• **任务目标**
把下列各行中的文字改写成一个 JSON 字符串列表，每行对应一个字符串，空行不计。

========================================================================

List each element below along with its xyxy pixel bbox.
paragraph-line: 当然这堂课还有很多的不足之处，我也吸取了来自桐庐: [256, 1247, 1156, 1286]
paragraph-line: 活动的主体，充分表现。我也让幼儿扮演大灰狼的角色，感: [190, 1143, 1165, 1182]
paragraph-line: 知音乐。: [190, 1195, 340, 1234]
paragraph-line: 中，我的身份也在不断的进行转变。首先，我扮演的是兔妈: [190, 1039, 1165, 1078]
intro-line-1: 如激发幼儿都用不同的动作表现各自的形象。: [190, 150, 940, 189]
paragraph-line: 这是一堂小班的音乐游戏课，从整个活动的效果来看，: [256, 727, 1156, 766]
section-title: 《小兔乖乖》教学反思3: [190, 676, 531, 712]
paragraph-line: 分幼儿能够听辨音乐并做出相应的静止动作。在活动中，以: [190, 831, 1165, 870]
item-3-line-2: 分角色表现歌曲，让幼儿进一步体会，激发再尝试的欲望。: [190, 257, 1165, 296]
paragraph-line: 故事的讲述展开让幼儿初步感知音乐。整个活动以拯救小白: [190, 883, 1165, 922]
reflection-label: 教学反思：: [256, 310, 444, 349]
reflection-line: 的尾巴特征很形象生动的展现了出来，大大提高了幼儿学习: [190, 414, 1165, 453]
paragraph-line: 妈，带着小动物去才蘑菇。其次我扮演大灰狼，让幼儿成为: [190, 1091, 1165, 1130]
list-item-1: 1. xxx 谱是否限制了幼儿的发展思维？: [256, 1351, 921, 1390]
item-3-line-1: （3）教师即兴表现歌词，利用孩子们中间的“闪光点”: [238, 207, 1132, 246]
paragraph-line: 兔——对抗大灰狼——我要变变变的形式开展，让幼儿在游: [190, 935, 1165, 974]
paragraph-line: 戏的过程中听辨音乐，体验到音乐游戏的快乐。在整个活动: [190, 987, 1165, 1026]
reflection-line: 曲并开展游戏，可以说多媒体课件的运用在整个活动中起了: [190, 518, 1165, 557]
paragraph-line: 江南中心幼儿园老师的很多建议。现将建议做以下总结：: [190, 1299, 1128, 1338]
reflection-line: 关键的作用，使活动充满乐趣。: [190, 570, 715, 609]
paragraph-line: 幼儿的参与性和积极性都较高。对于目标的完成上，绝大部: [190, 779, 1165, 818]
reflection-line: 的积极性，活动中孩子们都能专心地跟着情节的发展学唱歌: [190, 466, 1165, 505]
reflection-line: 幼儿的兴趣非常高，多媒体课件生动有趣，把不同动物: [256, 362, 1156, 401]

========================================================================

• **正确答案**
[
  "List each element below along with its xyxy pixel bbox.",
  "paragraph-line: 当然这堂课还有很多的不足之处，我也吸取了来自桐庐: [256, 1247, 1156, 1286]",
  "paragraph-line: 活动的主体，充分表现。我也让幼儿扮演大灰狼的角色，感: [190, 1143, 1165, 1182]",
  "paragraph-line: 知音乐。: [190, 1195, 340, 1234]",
  "paragraph-line: 中，我的身份也在不断的进行转变。首先，我扮演的是兔妈: [190, 1039, 1165, 1078]",
  "intro-line-1: 如激发幼儿都用不同的动作表现各自的形象。: [190, 150, 940, 189]",
  "paragraph-line: 这是一堂小班的音乐游戏课，从整个活动的效果来看，: [256, 727, 1156, 766]",
  "section-title: 《小兔乖乖》教学反思3: [190, 676, 531, 712]",
  "paragraph-line: 分幼儿能够听辨音乐并做出相应的静止动作。在活动中，以: [190, 831, 1165, 870]",
  "item-3-line-2: 分角色表现歌曲，让幼儿进一步体会，激发再尝试的欲望。: [190, 257, 1165, 296]",
  "paragraph-line: 故事的讲述展开让幼儿初步感知音乐。整个活动以拯救小白: [190, 883, 1165, 922]",
  "reflection-label: 教学反思：: [256, 310, 444, 349]",
  "reflection-line: 的尾巴特征很形象生动的展现了出来，大大提高了幼儿学习: [190, 414, 1165, 453]",
  "paragraph-line: 妈，带着小动物去才蘑菇。其次我扮演大灰狼，让幼儿成为: [190, 1091, 1165, 1130]",
  "list-item-1: 1. xxx 谱是否限制了幼儿的发展思维？: [256, 1351, 921, 1390]",
  "item-3-line-1: （3）教师即兴表现歌词，利用孩子们中间的“闪光点”: [238, 207, 1132, 246]",
  "paragraph-line: 兔——对抗大灰狼——我要变变变的形式开展，让幼儿在游: [190, 935, 1165, 974]",
  "paragraph-line: 戏的过程中听辨音乐，体验到音乐游戏的快乐。在整个活动: [190, 987, 1165, 1026]",
  "reflection-line: 曲并开展游戏，可以说多媒体课件的运用在整个活动中起了: [190, 518, 1165, 557]",
  "paragraph-line: 江南中心幼儿园老师的很多建议。现将建议做以下总结：: [190, 1299, 1128, 1338]",
  "reflection-line: 关键的作用，使活动充满乐趣。: [190, 570, 715, 609]",
  "paragraph-line: 幼儿的参与性和积极性都较高。对于目标的完成上，绝大部: [190, 779, 1165, 818]",
  "reflection-line: 的积极性，活动中孩子们都能专心地跟着情节的发展学唱歌: [190, 466, 1165, 505]",
  "reflection-line: 幼儿的兴趣非常高，多媒体课件生动有趣，把不同动物: [256, 362, 1156, 401]"
]